▶ [SET EXERCISE]: Can you retype every record below exactly as written?

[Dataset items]
——————————

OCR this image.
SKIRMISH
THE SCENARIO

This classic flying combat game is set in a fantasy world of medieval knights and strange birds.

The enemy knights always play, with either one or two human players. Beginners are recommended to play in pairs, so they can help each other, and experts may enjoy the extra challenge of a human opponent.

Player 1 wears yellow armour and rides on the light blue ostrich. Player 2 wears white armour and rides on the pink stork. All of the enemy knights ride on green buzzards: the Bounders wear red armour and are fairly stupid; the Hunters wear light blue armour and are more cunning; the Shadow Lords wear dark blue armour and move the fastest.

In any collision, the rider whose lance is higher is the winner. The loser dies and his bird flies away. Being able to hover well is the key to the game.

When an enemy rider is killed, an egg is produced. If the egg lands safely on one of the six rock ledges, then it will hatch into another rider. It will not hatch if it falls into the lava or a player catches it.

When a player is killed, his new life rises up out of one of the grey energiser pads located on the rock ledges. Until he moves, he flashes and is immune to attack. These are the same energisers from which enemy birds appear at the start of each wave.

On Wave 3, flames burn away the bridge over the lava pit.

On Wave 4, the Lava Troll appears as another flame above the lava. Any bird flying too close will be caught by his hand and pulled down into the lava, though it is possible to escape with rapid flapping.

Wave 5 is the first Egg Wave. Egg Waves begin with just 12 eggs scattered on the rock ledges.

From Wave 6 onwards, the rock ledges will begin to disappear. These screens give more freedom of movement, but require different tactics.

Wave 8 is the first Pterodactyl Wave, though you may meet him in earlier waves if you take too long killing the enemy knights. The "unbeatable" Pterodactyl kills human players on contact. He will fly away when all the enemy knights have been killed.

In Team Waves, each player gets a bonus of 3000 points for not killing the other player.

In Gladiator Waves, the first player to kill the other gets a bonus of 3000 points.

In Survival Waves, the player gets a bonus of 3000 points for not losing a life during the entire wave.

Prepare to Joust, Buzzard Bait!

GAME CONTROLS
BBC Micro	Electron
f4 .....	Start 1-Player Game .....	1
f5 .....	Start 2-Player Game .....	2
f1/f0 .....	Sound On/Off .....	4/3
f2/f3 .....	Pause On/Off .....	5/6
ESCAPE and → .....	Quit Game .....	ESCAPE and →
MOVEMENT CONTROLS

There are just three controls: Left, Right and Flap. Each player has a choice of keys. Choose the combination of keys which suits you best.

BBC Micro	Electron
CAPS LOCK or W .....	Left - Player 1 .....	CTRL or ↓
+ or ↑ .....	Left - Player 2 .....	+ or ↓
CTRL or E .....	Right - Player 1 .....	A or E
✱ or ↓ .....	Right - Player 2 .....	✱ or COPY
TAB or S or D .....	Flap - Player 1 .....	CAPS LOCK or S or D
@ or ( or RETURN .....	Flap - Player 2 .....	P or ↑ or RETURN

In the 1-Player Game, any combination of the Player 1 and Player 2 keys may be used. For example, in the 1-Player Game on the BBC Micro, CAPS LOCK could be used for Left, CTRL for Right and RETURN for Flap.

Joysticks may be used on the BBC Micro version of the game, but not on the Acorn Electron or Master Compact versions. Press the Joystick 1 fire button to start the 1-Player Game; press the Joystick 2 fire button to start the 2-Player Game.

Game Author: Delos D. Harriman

——————————

▶ [REPLY TO THE EXERCISE]:
OCR this image.
SKIRMISH
THE SCENARIO

This classic flying combat game is set in a fantasy world of medieval knights and strange birds.

The enemy knights always play, with either one or two human players. Beginners are recommended to play in pairs, so they can help each other, and experts may enjoy the extra challenge of a human opponent.

Player 1 wears yellow armour and rides on the light blue ostrich. Player 2 wears white armour and rides on the pink stork. All of the enemy knights ride on green buzzards: the Bounders wear red armour and are fairly stupid; the Hunters wear light blue armour and are more cunning; the Shadow Lords wear dark blue armour and move the fastest.

In any collision, the rider whose lance is higher is the winner. The loser dies and his bird flies away. Being able to hover well is the key to the game.

When an enemy rider is killed, an egg is produced. If the egg lands safely on one of the six rock ledges, then it will hatch into another rider. It will not hatch if it falls into the lava or a player catches it.

When a player is killed, his new life rises up out of one of the grey energiser pads located on the rock ledges. Until he moves, he flashes and is immune to attack. These are the same energisers from which enemy birds appear at the start of each wave.

On Wave 3, flames burn away the bridge over the lava pit.

On Wave 4, the Lava Troll appears as another flame above the lava. Any bird flying too close will be caught by his hand and pulled down into the lava, though it is possible to escape with rapid flapping.

Wave 5 is the first Egg Wave. Egg Waves begin with just 12 eggs scattered on the rock ledges.

From Wave 6 onwards, the rock ledges will begin to disappear. These screens give more freedom of movement, but require different tactics.

Wave 8 is the first Pterodactyl Wave, though you may meet him in earlier waves if you take too long killing the enemy knights. The "unbeatable" Pterodactyl kills human players on contact. He will fly away when all the enemy knights have been killed.

In Team Waves, each player gets a bonus of 3000 points for not killing the other player.

In Gladiator Waves, the first player to kill the other gets a bonus of 3000 points.

In Survival Waves, the player gets a bonus of 3000 points for not losing a life during the entire wave.

Prepare to Joust, Buzzard Bait!

GAME CONTROLS
BBC Micro	Electron
f4 .....	Start 1-Player Game .....	1
f5 .....	Start 2-Player Game .....	2
f1/f0 .....	Sound On/Off .....	4/3
f2/f3 .....	Pause On/Off .....	5/6
ESCAPE and → .....	Quit Game .....	ESCAPE and →
MOVEMENT CONTROLS

There are just three controls: Left, Right and Flap. Each player has a choice of keys. Choose the combination of keys which suits you best.

BBC Micro	Electron
CAPS LOCK or W .....	Left - Player 1 .....	CTRL or ↓
+ or ↑ .....	Left - Player 2 .....	+ or ↓
CTRL or E .....	Right - Player 1 .....	A or E
✱ or ↓ .....	Right - Player 2 .....	✱ or COPY
TAB or S or D .....	Flap - Player 1 .....	CAPS LOCK or S or D
@ or ( or RETURN .....	Flap - Player 2 .....	P or ↑ or RETURN

In the 1-Player Game, any combination of the Player 1 and Player 2 keys may be used. For example, in the 1-Player Game on the BBC Micro, CAPS LOCK could be used for Left, CTRL for Right and RETURN for Flap.

Joysticks may be used on the BBC Micro version of the game, but not on the Acorn Electron or Master Compact versions. Press the Joystick 1 fire button to start the 1-Player Game; press the Joystick 2 fire button to start the 2-Player Game.

Game Author: Delos D. Harriman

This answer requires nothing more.